What follows is a set of records, each of which is to be written out exactly.

### Records shown
○ ○ ○ ○ ○
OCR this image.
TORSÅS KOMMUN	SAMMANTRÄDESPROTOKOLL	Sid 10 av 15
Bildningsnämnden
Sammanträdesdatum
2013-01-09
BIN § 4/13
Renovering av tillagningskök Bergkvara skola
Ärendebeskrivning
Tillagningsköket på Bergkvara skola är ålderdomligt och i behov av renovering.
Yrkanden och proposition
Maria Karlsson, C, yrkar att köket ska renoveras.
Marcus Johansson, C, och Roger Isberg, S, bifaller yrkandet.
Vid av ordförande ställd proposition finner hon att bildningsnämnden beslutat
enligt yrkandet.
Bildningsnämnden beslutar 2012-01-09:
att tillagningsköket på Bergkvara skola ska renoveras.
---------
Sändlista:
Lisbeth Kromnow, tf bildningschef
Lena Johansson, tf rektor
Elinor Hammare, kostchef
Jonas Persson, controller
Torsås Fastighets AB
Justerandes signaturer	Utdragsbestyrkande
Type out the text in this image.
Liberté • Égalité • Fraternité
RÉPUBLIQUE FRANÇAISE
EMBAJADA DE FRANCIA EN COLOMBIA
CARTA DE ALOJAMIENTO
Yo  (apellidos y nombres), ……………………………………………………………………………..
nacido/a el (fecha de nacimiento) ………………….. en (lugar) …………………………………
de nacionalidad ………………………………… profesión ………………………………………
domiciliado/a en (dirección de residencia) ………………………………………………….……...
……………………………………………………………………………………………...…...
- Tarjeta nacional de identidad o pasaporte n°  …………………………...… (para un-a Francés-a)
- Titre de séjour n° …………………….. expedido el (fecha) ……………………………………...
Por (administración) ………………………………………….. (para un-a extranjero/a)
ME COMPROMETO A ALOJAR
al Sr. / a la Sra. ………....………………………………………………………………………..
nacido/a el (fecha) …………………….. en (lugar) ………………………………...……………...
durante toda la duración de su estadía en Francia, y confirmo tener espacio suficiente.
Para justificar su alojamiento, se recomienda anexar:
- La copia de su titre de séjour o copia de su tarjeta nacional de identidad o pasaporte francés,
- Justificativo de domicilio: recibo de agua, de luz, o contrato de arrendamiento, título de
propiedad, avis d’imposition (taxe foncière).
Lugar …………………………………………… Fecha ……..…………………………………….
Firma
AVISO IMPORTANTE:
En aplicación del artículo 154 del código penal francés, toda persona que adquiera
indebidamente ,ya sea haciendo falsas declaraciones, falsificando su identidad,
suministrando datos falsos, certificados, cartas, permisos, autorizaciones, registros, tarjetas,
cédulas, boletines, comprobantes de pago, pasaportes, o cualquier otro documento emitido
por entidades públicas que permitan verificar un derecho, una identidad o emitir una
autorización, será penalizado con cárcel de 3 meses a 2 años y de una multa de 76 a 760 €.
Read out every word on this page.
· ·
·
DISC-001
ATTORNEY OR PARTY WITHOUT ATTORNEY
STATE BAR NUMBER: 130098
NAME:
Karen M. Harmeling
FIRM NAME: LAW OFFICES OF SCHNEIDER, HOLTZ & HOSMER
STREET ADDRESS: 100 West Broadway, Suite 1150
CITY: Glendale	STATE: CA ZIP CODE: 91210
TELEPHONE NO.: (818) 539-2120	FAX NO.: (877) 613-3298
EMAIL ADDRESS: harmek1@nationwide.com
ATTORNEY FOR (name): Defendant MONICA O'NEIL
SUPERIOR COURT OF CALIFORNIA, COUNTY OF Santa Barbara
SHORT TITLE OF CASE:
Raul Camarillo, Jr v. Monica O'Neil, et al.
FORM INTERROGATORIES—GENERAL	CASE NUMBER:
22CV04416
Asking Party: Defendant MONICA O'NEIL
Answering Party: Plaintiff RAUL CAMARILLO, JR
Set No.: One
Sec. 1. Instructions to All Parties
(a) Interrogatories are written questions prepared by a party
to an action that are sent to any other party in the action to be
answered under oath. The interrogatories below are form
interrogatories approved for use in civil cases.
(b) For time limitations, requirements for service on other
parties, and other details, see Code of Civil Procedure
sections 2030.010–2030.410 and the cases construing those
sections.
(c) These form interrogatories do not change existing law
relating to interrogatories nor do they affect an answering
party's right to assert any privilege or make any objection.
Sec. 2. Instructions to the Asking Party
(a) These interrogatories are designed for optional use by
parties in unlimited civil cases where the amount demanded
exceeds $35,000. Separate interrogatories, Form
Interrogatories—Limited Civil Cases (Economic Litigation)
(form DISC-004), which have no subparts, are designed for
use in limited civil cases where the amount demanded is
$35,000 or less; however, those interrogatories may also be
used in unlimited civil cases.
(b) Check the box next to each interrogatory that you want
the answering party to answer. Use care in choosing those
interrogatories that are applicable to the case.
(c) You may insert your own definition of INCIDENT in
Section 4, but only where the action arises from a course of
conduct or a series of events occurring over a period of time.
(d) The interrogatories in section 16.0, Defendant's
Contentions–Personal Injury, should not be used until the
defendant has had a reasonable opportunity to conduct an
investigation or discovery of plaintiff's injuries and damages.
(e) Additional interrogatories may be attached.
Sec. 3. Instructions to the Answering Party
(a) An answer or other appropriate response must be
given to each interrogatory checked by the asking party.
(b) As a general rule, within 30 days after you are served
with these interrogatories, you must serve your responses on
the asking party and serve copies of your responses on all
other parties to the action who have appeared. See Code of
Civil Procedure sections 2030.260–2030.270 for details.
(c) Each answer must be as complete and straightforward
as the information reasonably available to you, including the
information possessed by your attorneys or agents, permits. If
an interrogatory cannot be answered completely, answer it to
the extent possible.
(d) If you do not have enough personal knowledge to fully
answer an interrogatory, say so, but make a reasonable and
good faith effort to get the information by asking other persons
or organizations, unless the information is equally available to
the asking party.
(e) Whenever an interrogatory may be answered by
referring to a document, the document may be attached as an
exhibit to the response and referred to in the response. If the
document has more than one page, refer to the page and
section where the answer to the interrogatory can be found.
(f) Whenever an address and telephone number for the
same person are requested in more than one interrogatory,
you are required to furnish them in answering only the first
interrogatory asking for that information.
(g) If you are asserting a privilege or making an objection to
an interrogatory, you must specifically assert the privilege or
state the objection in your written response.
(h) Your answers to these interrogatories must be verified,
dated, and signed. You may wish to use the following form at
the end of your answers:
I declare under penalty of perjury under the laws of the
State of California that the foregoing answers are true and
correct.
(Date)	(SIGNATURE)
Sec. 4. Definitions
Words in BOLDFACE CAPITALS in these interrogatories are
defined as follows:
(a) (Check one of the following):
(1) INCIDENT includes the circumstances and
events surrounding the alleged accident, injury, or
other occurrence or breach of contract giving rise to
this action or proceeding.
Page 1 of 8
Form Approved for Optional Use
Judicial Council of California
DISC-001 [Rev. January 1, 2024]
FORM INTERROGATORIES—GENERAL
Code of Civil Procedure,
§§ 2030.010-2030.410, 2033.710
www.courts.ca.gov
○ ○ ○ ○ ○
### Reply to the task
OCR this image.
TORSÅS KOMMUN	SAMMANTRÄDESPROTOKOLL	Sid 10 av 15
Bildningsnämnden
Sammanträdesdatum
2013-01-09
BIN § 4/13
Renovering av tillagningskök Bergkvara skola
Ärendebeskrivning
Tillagningsköket på Bergkvara skola är ålderdomligt och i behov av renovering.
Yrkanden och proposition
Maria Karlsson, C, yrkar att köket ska renoveras.
Marcus Johansson, C, och Roger Isberg, S, bifaller yrkandet.
Vid av ordförande ställd proposition finner hon att bildningsnämnden beslutat
enligt yrkandet.
Bildningsnämnden beslutar 2012-01-09:
att tillagningsköket på Bergkvara skola ska renoveras.
---------
Sändlista:
Lisbeth Kromnow, tf bildningschef
Lena Johansson, tf rektor
Elinor Hammare, kostchef
Jonas Persson, controller
Torsås Fastighets AB
Justerandes signaturer	Utdragsbestyrkande
Type out the text in this image.
Liberté • Égalité • Fraternité
RÉPUBLIQUE FRANÇAISE
EMBAJADA DE FRANCIA EN COLOMBIA
CARTA DE ALOJAMIENTO
Yo  (apellidos y nombres), ……………………………………………………………………………..
nacido/a el (fecha de nacimiento) ………………….. en (lugar) …………………………………
de nacionalidad ………………………………… profesión ………………………………………
domiciliado/a en (dirección de residencia) ………………………………………………….……...
……………………………………………………………………………………………...…...
- Tarjeta nacional de identidad o pasaporte n°  …………………………...… (para un-a Francés-a)
- Titre de séjour n° …………………….. expedido el (fecha) ……………………………………...
Por (administración) ………………………………………….. (para un-a extranjero/a)
ME COMPROMETO A ALOJAR
al Sr. / a la Sra. ………....………………………………………………………………………..
nacido/a el (fecha) …………………….. en (lugar) ………………………………...……………...
durante toda la duración de su estadía en Francia, y confirmo tener espacio suficiente.
Para justificar su alojamiento, se recomienda anexar:
- La copia de su titre de séjour o copia de su tarjeta nacional de identidad o pasaporte francés,
- Justificativo de domicilio: recibo de agua, de luz, o contrato de arrendamiento, título de
propiedad, avis d’imposition (taxe foncière).
Lugar …………………………………………… Fecha ……..…………………………………….
Firma
AVISO IMPORTANTE:
En aplicación del artículo 154 del código penal francés, toda persona que adquiera
indebidamente ,ya sea haciendo falsas declaraciones, falsificando su identidad,
suministrando datos falsos, certificados, cartas, permisos, autorizaciones, registros, tarjetas,
cédulas, boletines, comprobantes de pago, pasaportes, o cualquier otro documento emitido
por entidades públicas que permitan verificar un derecho, una identidad o emitir una
autorización, será penalizado con cárcel de 3 meses a 2 años y de una multa de 76 a 760 €.
Read out every word on this page.
· ·
·
DISC-001
ATTORNEY OR PARTY WITHOUT ATTORNEY
STATE BAR NUMBER: 130098
NAME:
Karen M. Harmeling
FIRM NAME: LAW OFFICES OF SCHNEIDER, HOLTZ & HOSMER
STREET ADDRESS: 100 West Broadway, Suite 1150
CITY: Glendale	STATE: CA ZIP CODE: 91210
TELEPHONE NO.: (818) 539-2120	FAX NO.: (877) 613-3298
EMAIL ADDRESS: harmek1@nationwide.com
ATTORNEY FOR (name): Defendant MONICA O'NEIL
SUPERIOR COURT OF CALIFORNIA, COUNTY OF Santa Barbara
SHORT TITLE OF CASE:
Raul Camarillo, Jr v. Monica O'Neil, et al.
FORM INTERROGATORIES—GENERAL	CASE NUMBER:
22CV04416
Asking Party: Defendant MONICA O'NEIL
Answering Party: Plaintiff RAUL CAMARILLO, JR
Set No.: One
Sec. 1. Instructions to All Parties
(a) Interrogatories are written questions prepared by a party
to an action that are sent to any other party in the action to be
answered under oath. The interrogatories below are form
interrogatories approved for use in civil cases.
(b) For time limitations, requirements for service on other
parties, and other details, see Code of Civil Procedure
sections 2030.010–2030.410 and the cases construing those
sections.
(c) These form interrogatories do not change existing law
relating to interrogatories nor do they affect an answering
party's right to assert any privilege or make any objection.
Sec. 2. Instructions to the Asking Party
(a) These interrogatories are designed for optional use by
parties in unlimited civil cases where the amount demanded
exceeds $35,000. Separate interrogatories, Form
Interrogatories—Limited Civil Cases (Economic Litigation)
(form DISC-004), which have no subparts, are designed for
use in limited civil cases where the amount demanded is
$35,000 or less; however, those interrogatories may also be
used in unlimited civil cases.
(b) Check the box next to each interrogatory that you want
the answering party to answer. Use care in choosing those
interrogatories that are applicable to the case.
(c) You may insert your own definition of INCIDENT in
Section 4, but only where the action arises from a course of
conduct or a series of events occurring over a period of time.
(d) The interrogatories in section 16.0, Defendant's
Contentions–Personal Injury, should not be used until the
defendant has had a reasonable opportunity to conduct an
investigation or discovery of plaintiff's injuries and damages.
(e) Additional interrogatories may be attached.
Sec. 3. Instructions to the Answering Party
(a) An answer or other appropriate response must be
given to each interrogatory checked by the asking party.
(b) As a general rule, within 30 days after you are served
with these interrogatories, you must serve your responses on
the asking party and serve copies of your responses on all
other parties to the action who have appeared. See Code of
Civil Procedure sections 2030.260–2030.270 for details.
(c) Each answer must be as complete and straightforward
as the information reasonably available to you, including the
information possessed by your attorneys or agents, permits. If
an interrogatory cannot be answered completely, answer it to
the extent possible.
(d) If you do not have enough personal knowledge to fully
answer an interrogatory, say so, but make a reasonable and
good faith effort to get the information by asking other persons
or organizations, unless the information is equally available to
the asking party.
(e) Whenever an interrogatory may be answered by
referring to a document, the document may be attached as an
exhibit to the response and referred to in the response. If the
document has more than one page, refer to the page and
section where the answer to the interrogatory can be found.
(f) Whenever an address and telephone number for the
same person are requested in more than one interrogatory,
you are required to furnish them in answering only the first
interrogatory asking for that information.
(g) If you are asserting a privilege or making an objection to
an interrogatory, you must specifically assert the privilege or
state the objection in your written response.
(h) Your answers to these interrogatories must be verified,
dated, and signed. You may wish to use the following form at
the end of your answers:
I declare under penalty of perjury under the laws of the
State of California that the foregoing answers are true and
correct.
(Date)	(SIGNATURE)
Sec. 4. Definitions
Words in BOLDFACE CAPITALS in these interrogatories are
defined as follows:
(a) (Check one of the following):
(1) INCIDENT includes the circumstances and
events surrounding the alleged accident, injury, or
other occurrence or breach of contract giving rise to
this action or proceeding.
Page 1 of 8
Form Approved for Optional Use
Judicial Council of California
DISC-001 [Rev. January 1, 2024]
FORM INTERROGATORIES—GENERAL
Code of Civil Procedure,
§§ 2030.010-2030.410, 2033.710
www.courts.ca.gov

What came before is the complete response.